Information provided>
________
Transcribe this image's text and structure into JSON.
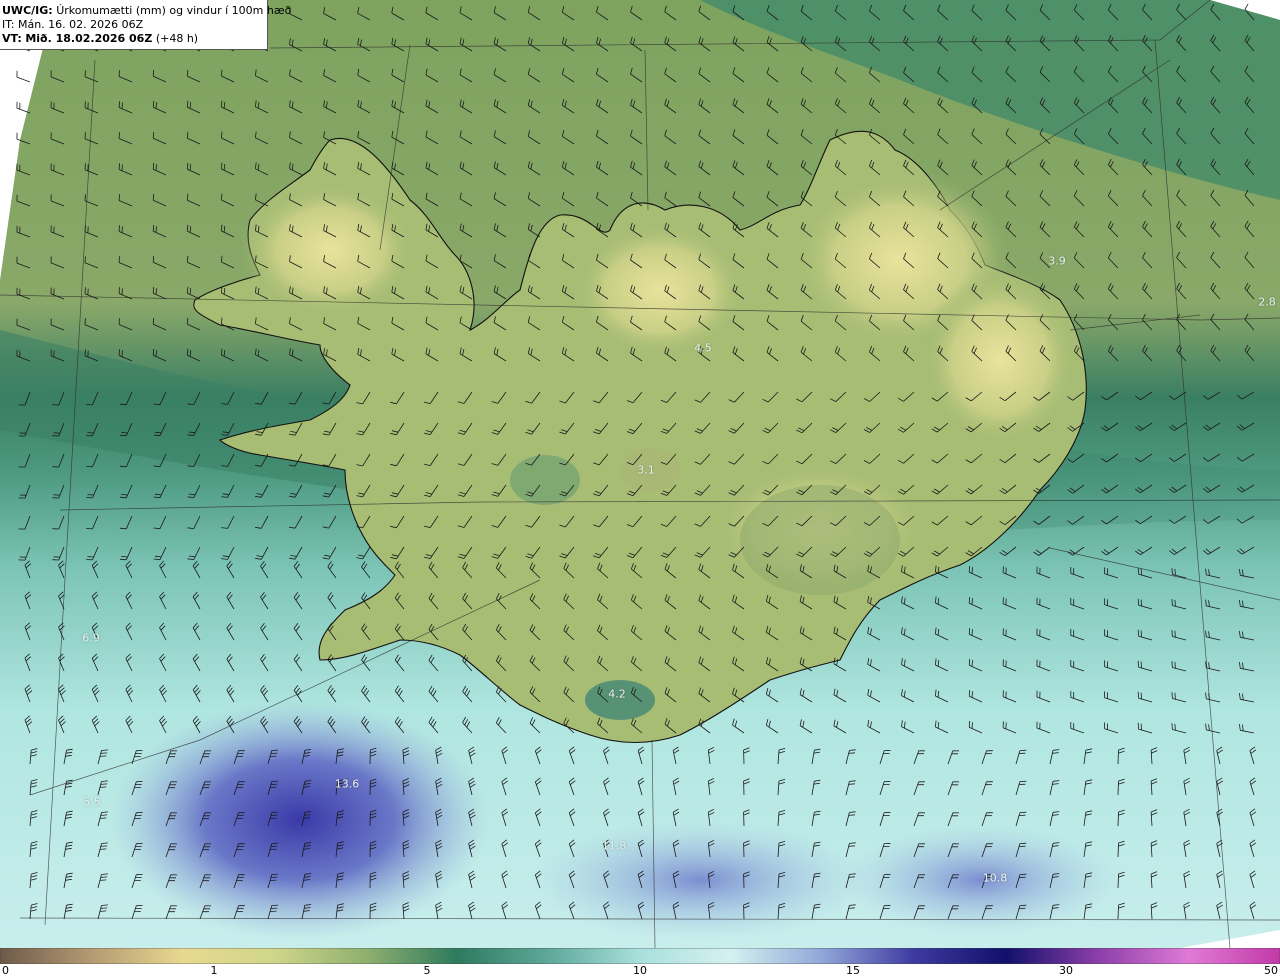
{
  "header": {
    "code": "UWC/IG:",
    "title": "Úrkomumætti (mm) og vindur í 100m hæð",
    "it_line": "IT: Mán. 16. 02. 2026 06Z",
    "vt_prefix": "VT:",
    "vt_date": "Mið. 18.02.2026 06Z",
    "vt_lead": "(+48 h)"
  },
  "map_values": [
    {
      "label": "3.9",
      "value": 3.9
    },
    {
      "label": "2.8",
      "value": 2.8
    },
    {
      "label": "4.5",
      "value": 4.5
    },
    {
      "label": "3.1",
      "value": 3.1
    },
    {
      "label": "6.9",
      "value": 6.9
    },
    {
      "label": "4.2",
      "value": 4.2
    },
    {
      "label": "13.6",
      "value": 13.6
    },
    {
      "label": "5.5",
      "value": 5.5
    },
    {
      "label": "11.8",
      "value": 11.8
    },
    {
      "label": "10.8",
      "value": 10.8
    }
  ],
  "colorbar": {
    "ticks": [
      "0",
      "1",
      "5",
      "10",
      "15",
      "30",
      "50"
    ],
    "stops": [
      "#6e5a4a",
      "#b49a72",
      "#e8d890",
      "#cfd68a",
      "#8fb06e",
      "#2e7a5e",
      "#5fa89a",
      "#a9e0dc",
      "#d4f1f0",
      "#8fa6d8",
      "#3e3aa0",
      "#12106a",
      "#8a3ea8",
      "#e07ad6",
      "#c23aa6"
    ]
  },
  "colors": {
    "land_low": "#7fa25e",
    "land_high": "#e5e29a",
    "sea_green": "#3e8c6c",
    "sea_cyan": "#b6ece6",
    "precip_blue": "#3a3aa8",
    "barb": "#1a1a1a",
    "coast": "#111111"
  }
}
________
Description of the task> Quote each line of the listing exactly, but leave the pictures out.

Written reply>
Transcribe this image's text and structure into JSON.
{
  "header": {
    "code": "UWC/IG:",
    "title": "Úrkomumætti (mm) og vindur í 100m hæð",
    "it_line": "IT: Mán. 16. 02. 2026 06Z",
    "vt_prefix": "VT:",
    "vt_date": "Mið. 18.02.2026 06Z",
    "vt_lead": "(+48 h)"
  },
  "map_values": [
    {
      "label": "3.9",
      "value": 3.9
    },
    {
      "label": "2.8",
      "value": 2.8
    },
    {
      "label": "4.5",
      "value": 4.5
    },
    {
      "label": "3.1",
      "value": 3.1
    },
    {
      "label": "6.9",
      "value": 6.9
    },
    {
      "label": "4.2",
      "value": 4.2
    },
    {
      "label": "13.6",
      "value": 13.6
    },
    {
      "label": "5.5",
      "value": 5.5
    },
    {
      "label": "11.8",
      "value": 11.8
    },
    {
      "label": "10.8",
      "value": 10.8
    }
  ],
  "colorbar": {
    "ticks": [
      "0",
      "1",
      "5",
      "10",
      "15",
      "30",
      "50"
    ],
    "stops": [
      "#6e5a4a",
      "#b49a72",
      "#e8d890",
      "#cfd68a",
      "#8fb06e",
      "#2e7a5e",
      "#5fa89a",
      "#a9e0dc",
      "#d4f1f0",
      "#8fa6d8",
      "#3e3aa0",
      "#12106a",
      "#8a3ea8",
      "#e07ad6",
      "#c23aa6"
    ]
  },
  "colors": {
    "land_low": "#7fa25e",
    "land_high": "#e5e29a",
    "sea_green": "#3e8c6c",
    "sea_cyan": "#b6ece6",
    "precip_blue": "#3a3aa8",
    "barb": "#1a1a1a",
    "coast": "#111111"
  }
}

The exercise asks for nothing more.